### [What is needed]
Take each line containing the word "financial" and copy it.

=== Records supplied ===

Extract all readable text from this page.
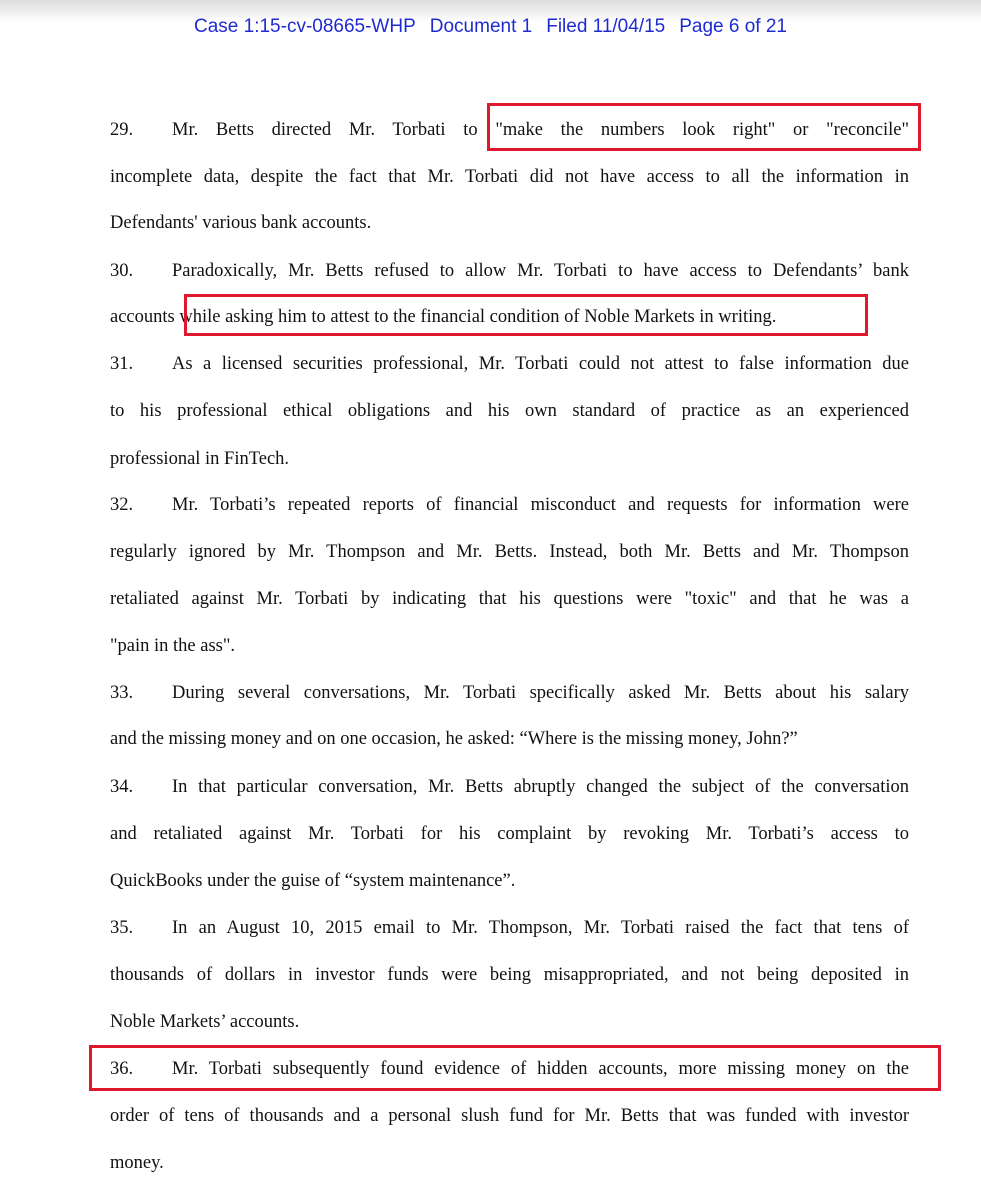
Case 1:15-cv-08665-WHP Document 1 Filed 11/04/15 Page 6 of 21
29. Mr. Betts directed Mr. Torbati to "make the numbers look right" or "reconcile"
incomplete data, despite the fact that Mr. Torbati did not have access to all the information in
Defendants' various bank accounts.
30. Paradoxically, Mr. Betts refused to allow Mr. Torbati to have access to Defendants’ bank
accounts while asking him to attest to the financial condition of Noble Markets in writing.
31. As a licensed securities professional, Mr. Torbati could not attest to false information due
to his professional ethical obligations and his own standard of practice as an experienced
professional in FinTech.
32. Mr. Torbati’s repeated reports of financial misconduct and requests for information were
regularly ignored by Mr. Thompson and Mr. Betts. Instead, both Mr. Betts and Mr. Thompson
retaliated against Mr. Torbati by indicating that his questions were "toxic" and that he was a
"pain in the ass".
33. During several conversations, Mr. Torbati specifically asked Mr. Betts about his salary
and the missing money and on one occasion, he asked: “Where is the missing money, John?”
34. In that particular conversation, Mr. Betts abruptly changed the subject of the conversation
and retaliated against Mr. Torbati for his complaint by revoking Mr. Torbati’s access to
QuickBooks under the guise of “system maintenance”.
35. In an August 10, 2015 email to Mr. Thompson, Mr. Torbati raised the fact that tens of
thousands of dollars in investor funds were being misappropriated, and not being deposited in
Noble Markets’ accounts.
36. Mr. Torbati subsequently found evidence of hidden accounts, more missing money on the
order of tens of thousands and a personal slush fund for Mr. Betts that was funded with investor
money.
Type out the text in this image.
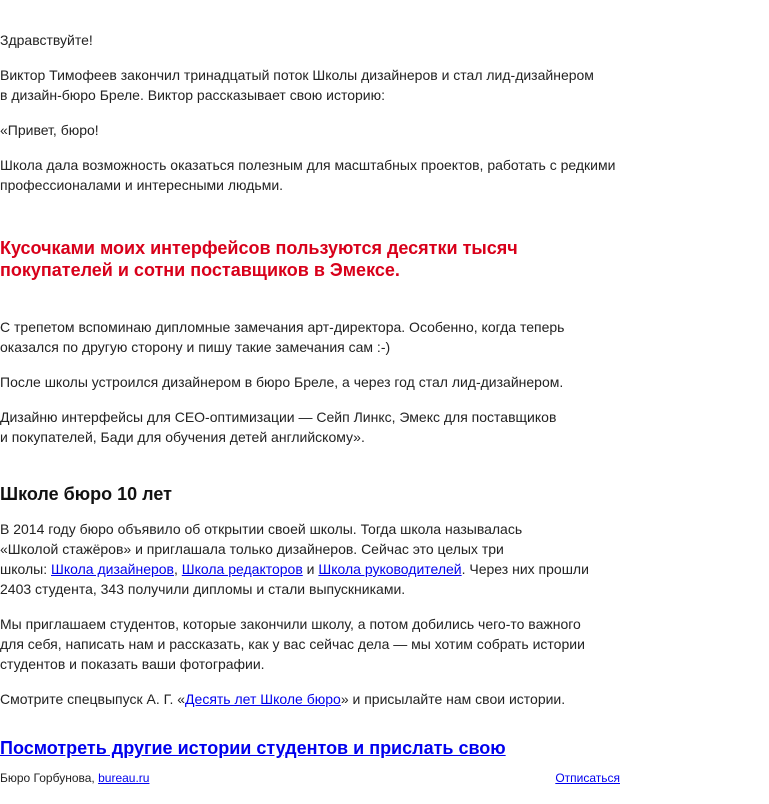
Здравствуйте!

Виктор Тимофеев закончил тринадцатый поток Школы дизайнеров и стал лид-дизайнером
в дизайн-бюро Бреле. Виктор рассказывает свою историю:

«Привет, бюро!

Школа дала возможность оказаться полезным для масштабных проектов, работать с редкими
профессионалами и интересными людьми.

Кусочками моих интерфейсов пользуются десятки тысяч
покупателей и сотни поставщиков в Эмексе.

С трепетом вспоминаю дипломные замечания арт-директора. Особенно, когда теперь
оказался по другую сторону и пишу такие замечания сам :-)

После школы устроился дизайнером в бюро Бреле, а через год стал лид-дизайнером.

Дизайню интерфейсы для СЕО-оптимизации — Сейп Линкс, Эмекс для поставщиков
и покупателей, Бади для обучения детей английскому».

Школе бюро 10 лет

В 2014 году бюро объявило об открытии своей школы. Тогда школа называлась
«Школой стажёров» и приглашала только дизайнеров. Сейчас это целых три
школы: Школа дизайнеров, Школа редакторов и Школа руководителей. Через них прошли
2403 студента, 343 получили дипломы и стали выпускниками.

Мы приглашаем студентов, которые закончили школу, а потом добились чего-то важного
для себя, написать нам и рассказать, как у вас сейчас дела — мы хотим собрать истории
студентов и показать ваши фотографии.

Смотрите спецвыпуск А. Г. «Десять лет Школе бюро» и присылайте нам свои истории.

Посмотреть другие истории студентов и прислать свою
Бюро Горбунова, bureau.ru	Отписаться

===
=== Records supplied ===

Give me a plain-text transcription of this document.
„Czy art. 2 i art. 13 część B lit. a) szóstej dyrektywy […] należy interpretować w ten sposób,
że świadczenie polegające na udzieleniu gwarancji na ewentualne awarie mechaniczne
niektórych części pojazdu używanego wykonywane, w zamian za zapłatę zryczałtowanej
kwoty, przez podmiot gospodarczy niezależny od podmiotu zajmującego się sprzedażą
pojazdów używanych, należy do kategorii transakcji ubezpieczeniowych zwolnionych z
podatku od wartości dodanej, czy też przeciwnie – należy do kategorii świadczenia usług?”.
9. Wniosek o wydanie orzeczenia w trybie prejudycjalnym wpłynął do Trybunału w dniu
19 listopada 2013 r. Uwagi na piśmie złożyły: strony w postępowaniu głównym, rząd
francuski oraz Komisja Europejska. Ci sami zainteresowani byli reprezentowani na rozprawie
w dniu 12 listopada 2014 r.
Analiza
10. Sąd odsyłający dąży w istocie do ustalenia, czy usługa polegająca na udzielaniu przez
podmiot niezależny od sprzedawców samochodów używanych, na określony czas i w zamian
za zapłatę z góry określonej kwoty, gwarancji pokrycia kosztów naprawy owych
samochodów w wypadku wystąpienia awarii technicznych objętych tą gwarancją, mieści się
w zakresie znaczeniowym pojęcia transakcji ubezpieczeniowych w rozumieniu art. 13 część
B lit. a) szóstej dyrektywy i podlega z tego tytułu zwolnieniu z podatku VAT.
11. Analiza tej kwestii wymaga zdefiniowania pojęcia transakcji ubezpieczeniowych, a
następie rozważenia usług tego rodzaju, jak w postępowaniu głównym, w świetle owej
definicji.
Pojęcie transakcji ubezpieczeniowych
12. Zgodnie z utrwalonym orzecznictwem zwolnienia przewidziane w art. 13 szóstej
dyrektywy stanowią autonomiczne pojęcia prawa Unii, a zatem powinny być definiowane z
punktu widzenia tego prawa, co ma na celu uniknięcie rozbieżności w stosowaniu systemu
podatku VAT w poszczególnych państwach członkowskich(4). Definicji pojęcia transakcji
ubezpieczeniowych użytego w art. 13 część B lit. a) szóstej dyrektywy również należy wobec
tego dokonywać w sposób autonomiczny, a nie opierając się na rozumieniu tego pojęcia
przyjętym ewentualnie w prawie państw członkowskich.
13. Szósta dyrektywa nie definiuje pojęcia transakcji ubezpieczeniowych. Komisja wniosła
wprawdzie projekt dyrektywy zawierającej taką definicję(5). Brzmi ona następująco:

===

### [Task answer]
accounts while asking him to attest to the financial condition of Noble Markets in writing.
32. Mr. Torbati’s repeated reports of financial misconduct and requests for information were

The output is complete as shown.